Stated task: Reply with one number only: the count of lines below that contain the word "price".

Records from a collection:

· · · ·

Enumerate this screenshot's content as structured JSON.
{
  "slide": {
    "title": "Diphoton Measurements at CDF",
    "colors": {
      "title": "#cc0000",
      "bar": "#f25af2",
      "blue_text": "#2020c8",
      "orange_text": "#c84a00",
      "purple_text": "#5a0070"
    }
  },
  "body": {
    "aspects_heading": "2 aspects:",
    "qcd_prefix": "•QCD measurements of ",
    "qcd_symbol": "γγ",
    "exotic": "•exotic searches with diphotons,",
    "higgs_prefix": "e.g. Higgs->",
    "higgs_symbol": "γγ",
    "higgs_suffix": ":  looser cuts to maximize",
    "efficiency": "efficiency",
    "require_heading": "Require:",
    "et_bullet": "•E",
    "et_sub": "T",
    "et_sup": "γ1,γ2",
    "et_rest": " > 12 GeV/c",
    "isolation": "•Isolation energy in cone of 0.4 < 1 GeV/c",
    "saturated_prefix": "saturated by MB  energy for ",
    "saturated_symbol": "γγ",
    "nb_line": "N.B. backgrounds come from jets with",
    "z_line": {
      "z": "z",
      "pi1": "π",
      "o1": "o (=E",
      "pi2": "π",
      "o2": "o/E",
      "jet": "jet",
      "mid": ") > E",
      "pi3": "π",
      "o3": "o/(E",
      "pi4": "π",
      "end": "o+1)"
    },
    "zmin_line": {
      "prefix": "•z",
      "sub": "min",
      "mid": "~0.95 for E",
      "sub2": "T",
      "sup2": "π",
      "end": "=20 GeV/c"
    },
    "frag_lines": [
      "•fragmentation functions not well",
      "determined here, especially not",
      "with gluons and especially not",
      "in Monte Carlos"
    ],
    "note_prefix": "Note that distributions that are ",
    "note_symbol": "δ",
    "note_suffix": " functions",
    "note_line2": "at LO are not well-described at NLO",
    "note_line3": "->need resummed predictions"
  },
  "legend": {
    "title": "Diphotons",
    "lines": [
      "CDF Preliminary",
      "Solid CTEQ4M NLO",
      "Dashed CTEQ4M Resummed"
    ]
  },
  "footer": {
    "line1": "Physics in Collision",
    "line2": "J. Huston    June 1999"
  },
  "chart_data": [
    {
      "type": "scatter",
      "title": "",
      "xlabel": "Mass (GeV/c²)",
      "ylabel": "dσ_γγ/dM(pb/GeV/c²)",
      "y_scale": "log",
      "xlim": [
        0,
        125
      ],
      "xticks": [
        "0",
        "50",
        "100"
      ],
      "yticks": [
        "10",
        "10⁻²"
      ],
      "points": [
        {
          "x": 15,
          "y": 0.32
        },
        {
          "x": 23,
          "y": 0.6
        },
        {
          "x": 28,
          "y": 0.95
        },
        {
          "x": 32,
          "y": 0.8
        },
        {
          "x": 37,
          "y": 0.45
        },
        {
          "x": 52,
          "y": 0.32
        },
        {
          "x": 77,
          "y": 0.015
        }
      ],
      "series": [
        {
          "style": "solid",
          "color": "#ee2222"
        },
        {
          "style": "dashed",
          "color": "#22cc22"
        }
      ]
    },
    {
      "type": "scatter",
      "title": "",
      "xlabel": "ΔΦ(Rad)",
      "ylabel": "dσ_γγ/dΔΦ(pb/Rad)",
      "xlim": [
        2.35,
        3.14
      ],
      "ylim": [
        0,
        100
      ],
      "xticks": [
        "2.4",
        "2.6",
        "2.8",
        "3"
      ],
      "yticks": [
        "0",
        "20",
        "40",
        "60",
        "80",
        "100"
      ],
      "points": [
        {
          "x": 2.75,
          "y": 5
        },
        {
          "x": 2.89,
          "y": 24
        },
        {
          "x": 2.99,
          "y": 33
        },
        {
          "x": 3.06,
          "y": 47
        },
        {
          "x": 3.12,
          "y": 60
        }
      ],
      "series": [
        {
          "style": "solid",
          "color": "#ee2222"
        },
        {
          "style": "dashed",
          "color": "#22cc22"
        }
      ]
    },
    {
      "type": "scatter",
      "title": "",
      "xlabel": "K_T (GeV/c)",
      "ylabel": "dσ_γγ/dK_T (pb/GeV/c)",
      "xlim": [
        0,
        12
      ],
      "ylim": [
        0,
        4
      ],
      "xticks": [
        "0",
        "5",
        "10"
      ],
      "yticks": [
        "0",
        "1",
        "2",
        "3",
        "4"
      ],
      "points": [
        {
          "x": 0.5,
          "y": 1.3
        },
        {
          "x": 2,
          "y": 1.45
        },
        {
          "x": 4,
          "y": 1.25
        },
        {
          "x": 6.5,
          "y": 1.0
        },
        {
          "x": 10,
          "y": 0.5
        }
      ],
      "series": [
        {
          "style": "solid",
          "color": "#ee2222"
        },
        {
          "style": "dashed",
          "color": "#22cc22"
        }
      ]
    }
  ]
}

· · · ·

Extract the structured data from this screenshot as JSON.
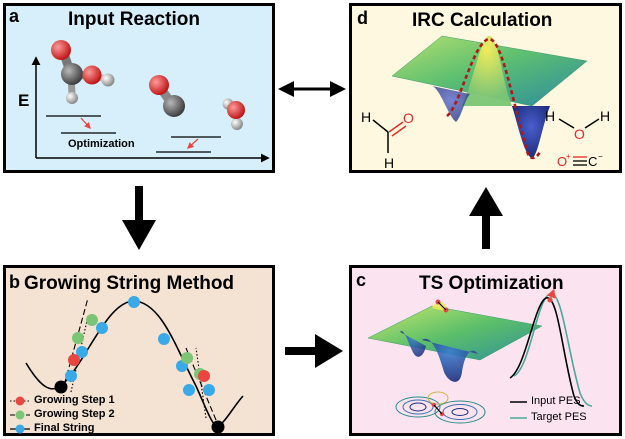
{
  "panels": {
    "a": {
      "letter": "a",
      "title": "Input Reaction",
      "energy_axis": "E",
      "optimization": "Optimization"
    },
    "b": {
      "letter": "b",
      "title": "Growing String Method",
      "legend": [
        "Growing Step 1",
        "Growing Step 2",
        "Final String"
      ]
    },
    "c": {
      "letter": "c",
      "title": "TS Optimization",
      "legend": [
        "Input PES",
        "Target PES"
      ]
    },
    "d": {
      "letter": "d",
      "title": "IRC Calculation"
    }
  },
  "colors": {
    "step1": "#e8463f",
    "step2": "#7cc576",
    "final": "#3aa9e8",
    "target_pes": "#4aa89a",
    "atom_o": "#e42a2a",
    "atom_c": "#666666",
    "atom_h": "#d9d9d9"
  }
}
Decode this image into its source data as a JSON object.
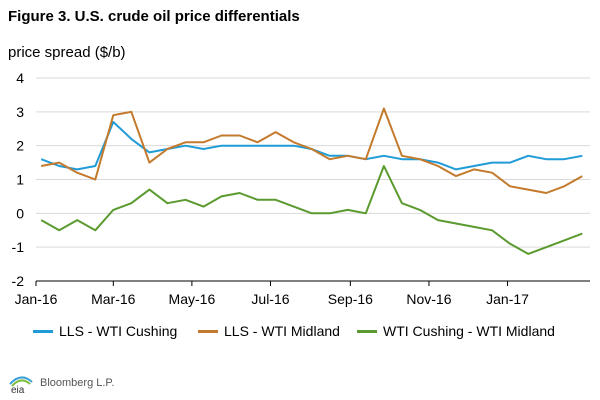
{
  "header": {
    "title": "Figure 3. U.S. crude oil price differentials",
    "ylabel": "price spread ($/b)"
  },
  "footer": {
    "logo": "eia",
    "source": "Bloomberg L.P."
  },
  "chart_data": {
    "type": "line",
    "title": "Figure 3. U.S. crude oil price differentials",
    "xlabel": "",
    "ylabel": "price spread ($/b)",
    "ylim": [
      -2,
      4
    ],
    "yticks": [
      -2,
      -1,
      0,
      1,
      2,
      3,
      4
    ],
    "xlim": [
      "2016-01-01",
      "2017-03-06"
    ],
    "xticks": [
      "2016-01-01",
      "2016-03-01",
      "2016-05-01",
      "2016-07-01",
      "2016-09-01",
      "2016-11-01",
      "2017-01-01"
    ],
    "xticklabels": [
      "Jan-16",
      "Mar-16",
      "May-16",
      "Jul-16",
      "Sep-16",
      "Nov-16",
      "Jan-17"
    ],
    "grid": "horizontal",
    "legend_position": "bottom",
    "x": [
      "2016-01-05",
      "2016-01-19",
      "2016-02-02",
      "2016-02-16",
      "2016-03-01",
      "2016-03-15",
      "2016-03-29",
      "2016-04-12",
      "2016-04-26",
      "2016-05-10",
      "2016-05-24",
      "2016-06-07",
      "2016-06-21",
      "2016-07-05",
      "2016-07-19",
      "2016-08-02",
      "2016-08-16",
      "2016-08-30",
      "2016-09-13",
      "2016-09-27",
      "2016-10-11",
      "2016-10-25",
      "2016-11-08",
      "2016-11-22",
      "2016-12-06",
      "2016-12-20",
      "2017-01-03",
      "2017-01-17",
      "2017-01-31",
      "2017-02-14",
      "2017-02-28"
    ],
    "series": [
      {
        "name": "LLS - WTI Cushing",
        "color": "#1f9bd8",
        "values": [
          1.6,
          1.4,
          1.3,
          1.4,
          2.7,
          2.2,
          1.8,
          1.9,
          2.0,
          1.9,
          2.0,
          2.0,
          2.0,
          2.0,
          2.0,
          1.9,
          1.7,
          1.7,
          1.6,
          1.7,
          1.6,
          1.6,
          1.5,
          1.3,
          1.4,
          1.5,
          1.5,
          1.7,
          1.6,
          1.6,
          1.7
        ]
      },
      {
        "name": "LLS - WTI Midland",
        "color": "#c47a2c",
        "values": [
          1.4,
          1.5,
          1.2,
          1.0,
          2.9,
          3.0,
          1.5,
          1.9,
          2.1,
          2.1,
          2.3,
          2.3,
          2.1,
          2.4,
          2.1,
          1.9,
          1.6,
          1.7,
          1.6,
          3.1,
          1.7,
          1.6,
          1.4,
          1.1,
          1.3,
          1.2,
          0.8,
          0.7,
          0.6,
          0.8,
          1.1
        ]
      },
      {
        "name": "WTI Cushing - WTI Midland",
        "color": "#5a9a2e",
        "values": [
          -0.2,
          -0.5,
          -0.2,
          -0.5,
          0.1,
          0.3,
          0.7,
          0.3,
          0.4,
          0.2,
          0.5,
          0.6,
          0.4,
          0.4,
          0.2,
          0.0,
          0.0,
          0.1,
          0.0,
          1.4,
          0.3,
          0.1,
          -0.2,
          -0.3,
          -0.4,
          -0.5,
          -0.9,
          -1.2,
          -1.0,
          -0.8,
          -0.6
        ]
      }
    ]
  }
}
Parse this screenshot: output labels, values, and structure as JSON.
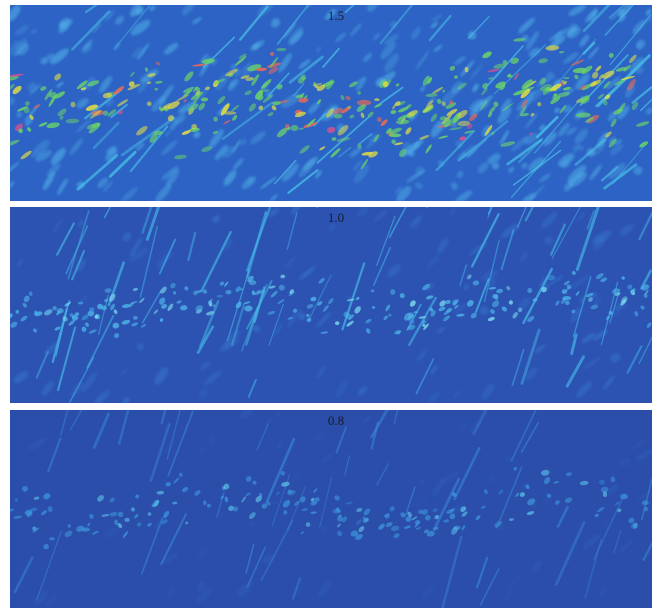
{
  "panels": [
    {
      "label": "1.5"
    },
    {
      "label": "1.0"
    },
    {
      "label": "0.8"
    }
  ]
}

· · · ·

Finished exercise: 4